In the example above, consider the f => f.Occurrences lambda. This gets compiled into a type with a single instance field whose type is that of the local f in that lambda; this type contains a method that returns f.Occurrences.

So when the code ultimately enumerates over the result of your LINQ query, what's happening is that an instance of this compiler-generated type is being constructed for every field in data and that type's single method which has been generated to support the f => f.Occurrences lambda expression is being called to calculate Max.

The issue with edit-and-continue is that if there's any change to the lambda expressions in the method being edited, this necessitates changing the types generated, which is not an option. One would think this could still be done in the case where nothing is altered about the lambda expressions themselves; as long as the same locals are captured and the anonymous methods are unchanged, it should be feasible to modify a method with these characteristics while debugging just as it is for "normal" methods in VS.

But as you can see, the type generation used to support anonymous methods in general and therefore LINQ queries specifically adds a great deal of complexity to the edit-and-continue process, and in many cases makes it impossible (since it requires changing generated types completely).

I think it was just decided that it wasn't worth the development cost to even bother trying to support this behavior in the limited scenarios where it could hypothetically work.

#####

## TASKS
(1) In the edit-and-continue passage, rewrite the part that opens with the words containing "So when the" and closes with "to calculate Max.", swapping "enumerates" for "iterates".
(2) Answer these questions from the edit-and-continue passage, one per line:
(a) What single instance field does the type compiled from the f => f.Occurrences lambda hold?
(b) What is the generated type's single method called to calculate?
(c) What does any change to the lambda expressions in the method being edited necessitate?
(3) Summarize the edit-and-continue passage in two sentences.

#####

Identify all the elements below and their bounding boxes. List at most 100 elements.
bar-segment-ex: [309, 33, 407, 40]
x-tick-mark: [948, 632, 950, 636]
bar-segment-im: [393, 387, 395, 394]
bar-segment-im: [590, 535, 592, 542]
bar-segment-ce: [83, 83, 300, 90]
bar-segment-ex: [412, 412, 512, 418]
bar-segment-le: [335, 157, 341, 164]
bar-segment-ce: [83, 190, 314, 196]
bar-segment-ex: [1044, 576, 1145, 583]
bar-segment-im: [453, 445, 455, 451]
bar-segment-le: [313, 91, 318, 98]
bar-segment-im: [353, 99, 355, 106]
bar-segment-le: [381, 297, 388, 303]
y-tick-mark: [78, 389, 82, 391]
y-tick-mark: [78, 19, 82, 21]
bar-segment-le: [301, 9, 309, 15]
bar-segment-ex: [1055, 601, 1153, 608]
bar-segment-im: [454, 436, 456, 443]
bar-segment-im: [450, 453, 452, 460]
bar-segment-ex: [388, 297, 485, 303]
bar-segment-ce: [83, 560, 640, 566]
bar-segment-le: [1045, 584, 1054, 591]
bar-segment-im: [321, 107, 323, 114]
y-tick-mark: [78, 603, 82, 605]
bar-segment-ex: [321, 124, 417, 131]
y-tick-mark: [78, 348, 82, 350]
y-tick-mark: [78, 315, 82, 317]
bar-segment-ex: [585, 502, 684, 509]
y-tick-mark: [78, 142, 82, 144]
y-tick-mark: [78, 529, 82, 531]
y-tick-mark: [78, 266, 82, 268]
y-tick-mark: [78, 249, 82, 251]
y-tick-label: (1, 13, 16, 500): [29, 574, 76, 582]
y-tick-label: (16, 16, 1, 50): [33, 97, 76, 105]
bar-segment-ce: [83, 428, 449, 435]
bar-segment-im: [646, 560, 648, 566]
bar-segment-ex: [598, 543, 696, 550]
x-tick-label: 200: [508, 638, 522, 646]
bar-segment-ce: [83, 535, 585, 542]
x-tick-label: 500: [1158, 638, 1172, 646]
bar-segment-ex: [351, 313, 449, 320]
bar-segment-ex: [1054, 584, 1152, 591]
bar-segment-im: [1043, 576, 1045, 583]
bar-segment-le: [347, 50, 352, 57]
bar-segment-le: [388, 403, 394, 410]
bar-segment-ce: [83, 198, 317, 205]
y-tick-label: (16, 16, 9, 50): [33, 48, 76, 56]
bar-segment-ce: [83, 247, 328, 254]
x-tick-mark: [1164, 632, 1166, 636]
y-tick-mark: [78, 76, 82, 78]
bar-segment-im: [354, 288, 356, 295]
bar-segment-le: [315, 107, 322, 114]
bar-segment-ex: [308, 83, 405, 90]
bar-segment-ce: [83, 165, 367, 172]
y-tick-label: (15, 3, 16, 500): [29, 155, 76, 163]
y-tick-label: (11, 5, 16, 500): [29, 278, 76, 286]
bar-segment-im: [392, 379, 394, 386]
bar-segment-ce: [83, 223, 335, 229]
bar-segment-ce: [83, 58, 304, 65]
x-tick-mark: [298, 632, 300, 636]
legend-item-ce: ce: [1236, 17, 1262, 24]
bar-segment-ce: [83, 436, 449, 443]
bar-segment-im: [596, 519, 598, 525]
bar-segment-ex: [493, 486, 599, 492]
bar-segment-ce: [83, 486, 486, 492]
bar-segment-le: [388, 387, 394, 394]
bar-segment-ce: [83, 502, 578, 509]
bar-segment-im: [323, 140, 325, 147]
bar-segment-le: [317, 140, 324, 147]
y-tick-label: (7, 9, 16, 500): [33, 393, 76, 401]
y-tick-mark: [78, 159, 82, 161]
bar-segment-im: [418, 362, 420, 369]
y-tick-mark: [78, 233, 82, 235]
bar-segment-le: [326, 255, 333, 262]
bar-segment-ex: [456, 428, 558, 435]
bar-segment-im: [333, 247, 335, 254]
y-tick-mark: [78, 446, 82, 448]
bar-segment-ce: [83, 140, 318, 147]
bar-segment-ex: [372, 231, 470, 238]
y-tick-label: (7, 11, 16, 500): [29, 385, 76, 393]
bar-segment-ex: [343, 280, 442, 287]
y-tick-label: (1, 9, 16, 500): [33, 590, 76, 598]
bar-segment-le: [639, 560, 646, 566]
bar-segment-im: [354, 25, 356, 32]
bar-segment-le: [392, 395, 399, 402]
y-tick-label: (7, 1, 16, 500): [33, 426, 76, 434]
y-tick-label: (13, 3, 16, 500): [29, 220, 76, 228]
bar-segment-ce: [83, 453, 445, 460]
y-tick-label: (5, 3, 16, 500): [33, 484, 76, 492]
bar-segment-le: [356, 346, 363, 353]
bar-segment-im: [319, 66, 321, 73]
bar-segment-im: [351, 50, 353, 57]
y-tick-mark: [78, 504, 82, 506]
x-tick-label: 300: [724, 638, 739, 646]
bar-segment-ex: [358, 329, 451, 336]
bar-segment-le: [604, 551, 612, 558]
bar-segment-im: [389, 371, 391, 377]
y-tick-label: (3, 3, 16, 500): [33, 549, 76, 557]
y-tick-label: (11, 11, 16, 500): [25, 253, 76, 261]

#####

## EXERCISE RESPONSES
(1)
So when the code ultimately iterates over the result of your LINQ query, what's happening is that an instance of this compiler-generated type is being constructed for every field in data and that type's single method which has been generated to support the f => f.Occurrences lambda expression is being called to calculate Max.

(2)
(a) A field whose type is that of the local f in that lambda.
(b) Max.
(c) Changing the generated types, which is not an option.

(3) Lambdas such as f => f.Occurrences are compiled into generated types, and editing the lambdas in a method would require changing those types, which is not an option. This adds a great deal of complexity to edit-and-continue, and the development cost was apparently judged not worth supporting the limited cases where it could work.